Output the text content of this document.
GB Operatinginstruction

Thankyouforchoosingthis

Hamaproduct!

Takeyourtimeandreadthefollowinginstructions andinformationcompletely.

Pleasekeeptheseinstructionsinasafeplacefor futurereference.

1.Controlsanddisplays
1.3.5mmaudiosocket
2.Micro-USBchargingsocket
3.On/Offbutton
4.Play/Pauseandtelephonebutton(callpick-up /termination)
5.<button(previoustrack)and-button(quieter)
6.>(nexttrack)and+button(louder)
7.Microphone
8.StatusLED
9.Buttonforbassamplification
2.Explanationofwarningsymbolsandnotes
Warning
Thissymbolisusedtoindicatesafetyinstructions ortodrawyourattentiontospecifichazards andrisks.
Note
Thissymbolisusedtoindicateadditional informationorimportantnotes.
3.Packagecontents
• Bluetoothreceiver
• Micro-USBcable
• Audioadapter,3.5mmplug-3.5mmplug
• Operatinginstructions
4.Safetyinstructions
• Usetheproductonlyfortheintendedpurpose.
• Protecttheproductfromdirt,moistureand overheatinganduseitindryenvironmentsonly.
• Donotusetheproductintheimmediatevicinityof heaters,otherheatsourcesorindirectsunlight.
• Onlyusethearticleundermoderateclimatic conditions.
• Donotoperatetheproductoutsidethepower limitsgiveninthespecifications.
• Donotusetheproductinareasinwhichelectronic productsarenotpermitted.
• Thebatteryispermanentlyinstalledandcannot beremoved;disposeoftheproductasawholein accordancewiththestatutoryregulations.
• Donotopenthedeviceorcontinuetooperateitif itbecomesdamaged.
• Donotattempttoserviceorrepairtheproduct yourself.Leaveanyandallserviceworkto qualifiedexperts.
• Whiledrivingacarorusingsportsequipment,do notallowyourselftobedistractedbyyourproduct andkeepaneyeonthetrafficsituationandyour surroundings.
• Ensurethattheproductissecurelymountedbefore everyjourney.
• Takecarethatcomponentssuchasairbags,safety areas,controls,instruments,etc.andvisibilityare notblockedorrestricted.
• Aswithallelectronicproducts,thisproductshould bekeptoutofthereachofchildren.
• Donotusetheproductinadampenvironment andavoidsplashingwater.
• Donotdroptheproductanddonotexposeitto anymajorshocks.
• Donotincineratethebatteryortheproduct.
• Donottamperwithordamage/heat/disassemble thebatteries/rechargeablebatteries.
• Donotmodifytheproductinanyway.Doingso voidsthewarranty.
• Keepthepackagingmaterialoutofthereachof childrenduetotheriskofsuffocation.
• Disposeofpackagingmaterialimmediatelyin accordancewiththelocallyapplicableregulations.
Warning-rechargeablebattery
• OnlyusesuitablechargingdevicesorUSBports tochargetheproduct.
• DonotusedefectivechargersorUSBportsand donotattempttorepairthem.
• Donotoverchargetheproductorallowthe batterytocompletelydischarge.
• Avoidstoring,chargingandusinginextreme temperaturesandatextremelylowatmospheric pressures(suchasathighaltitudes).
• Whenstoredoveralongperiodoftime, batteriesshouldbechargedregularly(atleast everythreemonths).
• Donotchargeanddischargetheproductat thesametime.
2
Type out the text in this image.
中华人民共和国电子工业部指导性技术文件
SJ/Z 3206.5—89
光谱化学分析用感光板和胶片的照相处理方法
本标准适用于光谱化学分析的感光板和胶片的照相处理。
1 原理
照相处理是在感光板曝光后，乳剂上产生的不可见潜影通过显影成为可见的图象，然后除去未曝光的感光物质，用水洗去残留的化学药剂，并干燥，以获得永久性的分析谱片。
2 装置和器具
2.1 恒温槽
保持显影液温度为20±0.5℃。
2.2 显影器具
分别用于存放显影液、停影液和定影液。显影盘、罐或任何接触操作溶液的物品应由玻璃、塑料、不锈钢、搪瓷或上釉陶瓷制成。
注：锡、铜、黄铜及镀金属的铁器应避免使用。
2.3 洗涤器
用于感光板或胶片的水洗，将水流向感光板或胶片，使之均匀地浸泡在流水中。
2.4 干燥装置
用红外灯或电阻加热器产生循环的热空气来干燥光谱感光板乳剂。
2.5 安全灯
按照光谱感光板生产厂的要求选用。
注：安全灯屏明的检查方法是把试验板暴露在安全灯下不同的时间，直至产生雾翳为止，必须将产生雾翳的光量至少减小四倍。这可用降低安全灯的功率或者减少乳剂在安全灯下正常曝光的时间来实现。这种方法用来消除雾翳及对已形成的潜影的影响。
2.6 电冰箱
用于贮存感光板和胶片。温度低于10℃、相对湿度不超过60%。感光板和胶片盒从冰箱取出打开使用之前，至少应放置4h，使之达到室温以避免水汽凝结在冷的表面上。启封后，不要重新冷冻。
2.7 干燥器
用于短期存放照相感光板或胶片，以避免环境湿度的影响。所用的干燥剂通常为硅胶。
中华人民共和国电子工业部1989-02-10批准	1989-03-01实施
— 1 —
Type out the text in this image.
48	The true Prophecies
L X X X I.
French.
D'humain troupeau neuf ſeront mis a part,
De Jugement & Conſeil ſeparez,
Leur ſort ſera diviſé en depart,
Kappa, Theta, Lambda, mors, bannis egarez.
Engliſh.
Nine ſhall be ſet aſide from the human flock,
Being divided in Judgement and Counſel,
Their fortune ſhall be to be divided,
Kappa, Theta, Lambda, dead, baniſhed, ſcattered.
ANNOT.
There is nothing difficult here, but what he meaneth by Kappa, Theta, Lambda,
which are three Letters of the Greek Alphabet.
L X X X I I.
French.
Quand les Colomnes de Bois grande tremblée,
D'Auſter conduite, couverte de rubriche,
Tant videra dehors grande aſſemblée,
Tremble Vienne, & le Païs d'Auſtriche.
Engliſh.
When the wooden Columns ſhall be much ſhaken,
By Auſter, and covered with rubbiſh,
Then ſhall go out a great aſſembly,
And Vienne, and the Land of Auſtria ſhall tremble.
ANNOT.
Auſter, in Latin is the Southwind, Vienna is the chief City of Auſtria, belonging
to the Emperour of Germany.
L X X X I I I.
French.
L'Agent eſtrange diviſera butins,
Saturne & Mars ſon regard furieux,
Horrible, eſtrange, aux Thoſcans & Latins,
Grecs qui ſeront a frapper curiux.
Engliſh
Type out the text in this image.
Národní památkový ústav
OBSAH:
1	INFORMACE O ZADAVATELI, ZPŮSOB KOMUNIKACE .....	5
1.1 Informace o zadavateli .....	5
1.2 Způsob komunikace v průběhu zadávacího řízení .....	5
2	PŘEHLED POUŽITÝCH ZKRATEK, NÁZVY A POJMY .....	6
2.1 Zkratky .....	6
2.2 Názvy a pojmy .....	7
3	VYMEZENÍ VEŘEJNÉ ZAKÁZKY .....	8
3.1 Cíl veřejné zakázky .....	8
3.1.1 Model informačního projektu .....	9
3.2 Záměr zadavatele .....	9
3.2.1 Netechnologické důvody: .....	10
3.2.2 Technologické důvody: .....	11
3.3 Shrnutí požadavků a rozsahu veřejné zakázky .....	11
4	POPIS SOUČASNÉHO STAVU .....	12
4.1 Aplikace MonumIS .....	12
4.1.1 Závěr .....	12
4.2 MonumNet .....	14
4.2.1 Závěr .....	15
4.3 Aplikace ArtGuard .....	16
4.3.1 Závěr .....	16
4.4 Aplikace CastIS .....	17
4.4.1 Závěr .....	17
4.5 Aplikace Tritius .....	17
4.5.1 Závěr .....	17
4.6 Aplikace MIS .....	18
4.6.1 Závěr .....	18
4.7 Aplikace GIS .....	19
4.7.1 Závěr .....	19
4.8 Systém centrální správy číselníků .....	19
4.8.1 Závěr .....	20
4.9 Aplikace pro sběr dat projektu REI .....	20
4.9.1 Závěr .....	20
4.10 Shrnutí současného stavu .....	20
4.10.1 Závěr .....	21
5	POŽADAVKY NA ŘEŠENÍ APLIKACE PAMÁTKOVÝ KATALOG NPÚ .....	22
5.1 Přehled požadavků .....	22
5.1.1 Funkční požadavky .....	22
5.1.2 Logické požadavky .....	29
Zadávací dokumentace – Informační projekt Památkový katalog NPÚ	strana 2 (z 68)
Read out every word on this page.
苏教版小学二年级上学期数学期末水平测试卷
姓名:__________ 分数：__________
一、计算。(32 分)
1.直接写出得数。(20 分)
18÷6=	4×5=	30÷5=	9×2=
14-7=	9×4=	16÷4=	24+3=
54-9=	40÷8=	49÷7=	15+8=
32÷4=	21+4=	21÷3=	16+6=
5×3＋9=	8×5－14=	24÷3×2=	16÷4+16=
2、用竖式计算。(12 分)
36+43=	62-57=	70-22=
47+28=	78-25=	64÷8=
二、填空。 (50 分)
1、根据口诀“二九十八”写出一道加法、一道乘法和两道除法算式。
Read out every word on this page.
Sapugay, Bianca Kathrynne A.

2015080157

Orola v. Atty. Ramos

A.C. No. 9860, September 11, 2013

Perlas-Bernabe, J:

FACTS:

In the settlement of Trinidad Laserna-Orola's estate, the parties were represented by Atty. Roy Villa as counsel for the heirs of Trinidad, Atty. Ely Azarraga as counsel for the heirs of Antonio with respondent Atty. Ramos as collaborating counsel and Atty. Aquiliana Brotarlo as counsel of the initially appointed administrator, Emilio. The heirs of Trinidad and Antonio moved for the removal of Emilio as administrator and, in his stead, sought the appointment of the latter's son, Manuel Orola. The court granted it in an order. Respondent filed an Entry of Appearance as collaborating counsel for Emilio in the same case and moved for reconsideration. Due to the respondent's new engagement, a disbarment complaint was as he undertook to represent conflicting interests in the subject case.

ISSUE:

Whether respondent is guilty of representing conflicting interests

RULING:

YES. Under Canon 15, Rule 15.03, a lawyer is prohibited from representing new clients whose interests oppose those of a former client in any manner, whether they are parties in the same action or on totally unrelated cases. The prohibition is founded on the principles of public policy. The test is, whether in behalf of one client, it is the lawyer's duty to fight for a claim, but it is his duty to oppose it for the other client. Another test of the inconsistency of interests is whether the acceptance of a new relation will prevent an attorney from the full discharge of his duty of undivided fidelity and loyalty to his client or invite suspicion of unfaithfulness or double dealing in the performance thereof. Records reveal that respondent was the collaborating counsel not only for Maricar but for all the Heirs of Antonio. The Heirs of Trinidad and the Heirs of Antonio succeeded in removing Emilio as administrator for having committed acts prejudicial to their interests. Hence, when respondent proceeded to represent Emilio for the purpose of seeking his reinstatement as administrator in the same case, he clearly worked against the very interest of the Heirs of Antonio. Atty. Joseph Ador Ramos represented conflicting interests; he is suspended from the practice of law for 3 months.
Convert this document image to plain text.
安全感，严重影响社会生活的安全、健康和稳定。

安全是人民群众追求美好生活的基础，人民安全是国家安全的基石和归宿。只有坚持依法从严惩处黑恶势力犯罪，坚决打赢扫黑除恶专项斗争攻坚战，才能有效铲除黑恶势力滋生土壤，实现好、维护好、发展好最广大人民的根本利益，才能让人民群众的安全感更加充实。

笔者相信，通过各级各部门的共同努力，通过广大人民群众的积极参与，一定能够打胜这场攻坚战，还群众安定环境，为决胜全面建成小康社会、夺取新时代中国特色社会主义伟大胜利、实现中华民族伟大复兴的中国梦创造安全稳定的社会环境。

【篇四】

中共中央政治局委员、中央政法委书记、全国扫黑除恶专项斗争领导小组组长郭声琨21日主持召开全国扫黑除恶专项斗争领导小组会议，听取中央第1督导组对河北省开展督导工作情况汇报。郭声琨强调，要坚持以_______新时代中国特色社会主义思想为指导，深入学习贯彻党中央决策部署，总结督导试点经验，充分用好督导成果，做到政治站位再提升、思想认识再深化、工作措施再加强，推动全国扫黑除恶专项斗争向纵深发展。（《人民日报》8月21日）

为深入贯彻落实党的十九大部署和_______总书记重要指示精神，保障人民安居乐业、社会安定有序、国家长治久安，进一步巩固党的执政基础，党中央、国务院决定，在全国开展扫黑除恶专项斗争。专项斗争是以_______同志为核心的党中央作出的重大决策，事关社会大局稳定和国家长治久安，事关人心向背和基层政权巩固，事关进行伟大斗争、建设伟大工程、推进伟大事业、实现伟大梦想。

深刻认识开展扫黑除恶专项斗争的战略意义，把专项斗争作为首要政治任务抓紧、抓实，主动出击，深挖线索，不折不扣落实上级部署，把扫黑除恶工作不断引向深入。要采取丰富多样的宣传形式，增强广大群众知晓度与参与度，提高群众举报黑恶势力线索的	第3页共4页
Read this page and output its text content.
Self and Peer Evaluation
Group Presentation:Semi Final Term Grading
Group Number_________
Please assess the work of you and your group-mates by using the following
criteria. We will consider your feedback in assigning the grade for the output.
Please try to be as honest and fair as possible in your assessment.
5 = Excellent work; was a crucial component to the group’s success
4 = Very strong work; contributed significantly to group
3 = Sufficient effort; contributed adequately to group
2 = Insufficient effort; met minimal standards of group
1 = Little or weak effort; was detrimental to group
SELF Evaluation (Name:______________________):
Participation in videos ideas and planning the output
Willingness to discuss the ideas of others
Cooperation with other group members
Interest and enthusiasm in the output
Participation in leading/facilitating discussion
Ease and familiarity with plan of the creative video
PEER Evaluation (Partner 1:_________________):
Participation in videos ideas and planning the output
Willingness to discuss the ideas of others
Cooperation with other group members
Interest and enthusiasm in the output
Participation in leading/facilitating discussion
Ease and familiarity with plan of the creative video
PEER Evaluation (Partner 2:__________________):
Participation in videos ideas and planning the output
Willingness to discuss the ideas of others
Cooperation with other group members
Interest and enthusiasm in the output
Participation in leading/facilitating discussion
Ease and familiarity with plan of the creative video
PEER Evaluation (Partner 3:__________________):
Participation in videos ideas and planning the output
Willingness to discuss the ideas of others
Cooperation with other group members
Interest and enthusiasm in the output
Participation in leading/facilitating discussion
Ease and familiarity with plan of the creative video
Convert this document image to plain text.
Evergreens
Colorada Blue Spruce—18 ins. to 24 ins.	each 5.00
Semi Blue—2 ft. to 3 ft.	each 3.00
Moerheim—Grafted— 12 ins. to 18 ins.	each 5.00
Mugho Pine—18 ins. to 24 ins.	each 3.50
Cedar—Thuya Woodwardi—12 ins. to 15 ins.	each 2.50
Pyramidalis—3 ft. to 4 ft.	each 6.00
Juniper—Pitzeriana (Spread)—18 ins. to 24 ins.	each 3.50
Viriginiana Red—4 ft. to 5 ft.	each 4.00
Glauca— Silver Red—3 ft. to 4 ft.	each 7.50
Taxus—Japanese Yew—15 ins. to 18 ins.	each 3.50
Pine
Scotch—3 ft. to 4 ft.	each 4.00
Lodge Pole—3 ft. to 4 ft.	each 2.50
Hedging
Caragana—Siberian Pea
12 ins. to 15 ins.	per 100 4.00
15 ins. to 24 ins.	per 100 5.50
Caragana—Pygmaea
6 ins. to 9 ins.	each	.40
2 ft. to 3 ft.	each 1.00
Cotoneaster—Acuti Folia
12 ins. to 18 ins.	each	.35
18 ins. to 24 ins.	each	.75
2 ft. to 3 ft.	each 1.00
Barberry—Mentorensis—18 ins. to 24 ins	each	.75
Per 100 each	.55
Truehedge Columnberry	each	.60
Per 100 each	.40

» **TASK BRIEF**: Only a number is wanted: how many lines contain "Vienne"?

» **SOLUTION TO THIS EXERCISE**: 2